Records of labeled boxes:
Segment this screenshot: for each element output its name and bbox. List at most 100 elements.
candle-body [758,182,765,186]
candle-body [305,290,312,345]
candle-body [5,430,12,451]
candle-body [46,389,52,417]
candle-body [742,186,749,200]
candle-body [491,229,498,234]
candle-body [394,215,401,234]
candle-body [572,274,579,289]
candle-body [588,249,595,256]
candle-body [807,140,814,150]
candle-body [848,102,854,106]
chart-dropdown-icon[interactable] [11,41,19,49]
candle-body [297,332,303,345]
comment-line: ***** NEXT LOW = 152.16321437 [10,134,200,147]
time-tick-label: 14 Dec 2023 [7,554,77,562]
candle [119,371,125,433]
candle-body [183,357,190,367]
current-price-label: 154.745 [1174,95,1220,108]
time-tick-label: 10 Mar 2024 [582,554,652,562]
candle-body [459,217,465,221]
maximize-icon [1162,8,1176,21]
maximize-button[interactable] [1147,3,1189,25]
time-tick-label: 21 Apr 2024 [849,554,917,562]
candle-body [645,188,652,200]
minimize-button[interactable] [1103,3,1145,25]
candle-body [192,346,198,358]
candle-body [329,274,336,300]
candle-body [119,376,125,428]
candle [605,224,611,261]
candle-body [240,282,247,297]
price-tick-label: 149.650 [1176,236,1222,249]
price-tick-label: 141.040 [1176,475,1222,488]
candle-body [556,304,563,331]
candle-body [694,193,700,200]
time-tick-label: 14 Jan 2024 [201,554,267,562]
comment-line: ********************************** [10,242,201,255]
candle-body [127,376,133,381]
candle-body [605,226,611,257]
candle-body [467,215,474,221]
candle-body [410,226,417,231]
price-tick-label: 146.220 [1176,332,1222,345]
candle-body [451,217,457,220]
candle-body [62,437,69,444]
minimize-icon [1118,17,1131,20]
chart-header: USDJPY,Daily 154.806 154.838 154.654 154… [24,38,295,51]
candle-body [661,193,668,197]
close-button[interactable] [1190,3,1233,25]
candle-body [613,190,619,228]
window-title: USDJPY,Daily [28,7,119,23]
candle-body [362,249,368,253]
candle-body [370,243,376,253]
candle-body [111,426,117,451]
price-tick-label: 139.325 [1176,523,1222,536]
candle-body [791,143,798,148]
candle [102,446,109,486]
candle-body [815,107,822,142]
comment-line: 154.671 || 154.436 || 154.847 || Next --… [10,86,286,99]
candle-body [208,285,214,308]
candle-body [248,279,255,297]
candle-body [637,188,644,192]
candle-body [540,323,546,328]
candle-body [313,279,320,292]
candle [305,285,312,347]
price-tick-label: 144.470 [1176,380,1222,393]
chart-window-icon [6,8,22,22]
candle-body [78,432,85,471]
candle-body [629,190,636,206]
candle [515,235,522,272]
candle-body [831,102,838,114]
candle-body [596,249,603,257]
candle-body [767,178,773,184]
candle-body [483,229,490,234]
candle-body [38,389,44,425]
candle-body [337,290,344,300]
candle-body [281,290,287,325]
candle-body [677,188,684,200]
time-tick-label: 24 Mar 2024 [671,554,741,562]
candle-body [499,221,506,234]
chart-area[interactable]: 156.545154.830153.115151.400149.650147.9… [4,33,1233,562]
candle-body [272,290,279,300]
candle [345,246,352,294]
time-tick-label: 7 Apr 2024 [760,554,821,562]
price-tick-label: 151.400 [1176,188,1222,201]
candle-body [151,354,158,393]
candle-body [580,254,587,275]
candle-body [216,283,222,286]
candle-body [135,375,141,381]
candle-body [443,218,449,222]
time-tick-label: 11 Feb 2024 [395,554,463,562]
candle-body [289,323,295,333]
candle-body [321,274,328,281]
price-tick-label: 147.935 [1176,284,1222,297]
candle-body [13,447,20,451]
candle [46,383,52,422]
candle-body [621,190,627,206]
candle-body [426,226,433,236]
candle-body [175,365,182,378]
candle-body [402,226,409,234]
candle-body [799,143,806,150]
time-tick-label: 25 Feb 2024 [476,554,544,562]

» **WHAT THE TASK ASKS**
Copy the records above word for word, from the very first line down through the line containing "candle [102,446,109,486]", with both ends included.

» **TASK ANSWER**
Segment this screenshot: for each element output its name and bbox. List at most 100 elements.
candle-body [758,182,765,186]
candle-body [305,290,312,345]
candle-body [5,430,12,451]
candle-body [46,389,52,417]
candle-body [742,186,749,200]
candle-body [491,229,498,234]
candle-body [394,215,401,234]
candle-body [572,274,579,289]
candle-body [588,249,595,256]
candle-body [807,140,814,150]
candle-body [848,102,854,106]
chart-dropdown-icon[interactable] [11,41,19,49]
candle-body [297,332,303,345]
comment-line: ***** NEXT LOW = 152.16321437 [10,134,200,147]
time-tick-label: 14 Dec 2023 [7,554,77,562]
candle [119,371,125,433]
candle-body [183,357,190,367]
current-price-label: 154.745 [1174,95,1220,108]
time-tick-label: 10 Mar 2024 [582,554,652,562]
candle-body [459,217,465,221]
maximize-icon [1162,8,1176,21]
maximize-button[interactable] [1147,3,1189,25]
time-tick-label: 21 Apr 2024 [849,554,917,562]
candle-body [645,188,652,200]
minimize-button[interactable] [1103,3,1145,25]
candle-body [192,346,198,358]
candle-body [329,274,336,300]
candle-body [119,376,125,428]
candle [605,224,611,261]
candle-body [240,282,247,297]
price-tick-label: 149.650 [1176,236,1222,249]
price-tick-label: 141.040 [1176,475,1222,488]
candle-body [556,304,563,331]
candle-body [694,193,700,200]
time-tick-label: 14 Jan 2024 [201,554,267,562]
comment-line: ********************************** [10,242,201,255]
candle-body [127,376,133,381]
candle-body [605,226,611,257]
candle-body [467,215,474,221]
candle-body [410,226,417,231]
price-tick-label: 146.220 [1176,332,1222,345]
candle-body [451,217,457,220]
candle-body [62,437,69,444]
minimize-icon [1118,17,1131,20]
chart-header: USDJPY,Daily 154.806 154.838 154.654 154… [24,38,295,51]
candle-body [661,193,668,197]
close-button[interactable] [1190,3,1233,25]
candle-body [613,190,619,228]
window-title: USDJPY,Daily [28,7,119,23]
candle-body [362,249,368,253]
candle-body [370,243,376,253]
candle-body [111,426,117,451]
price-tick-label: 139.325 [1176,523,1222,536]
candle-body [791,143,798,148]
candle [102,446,109,486]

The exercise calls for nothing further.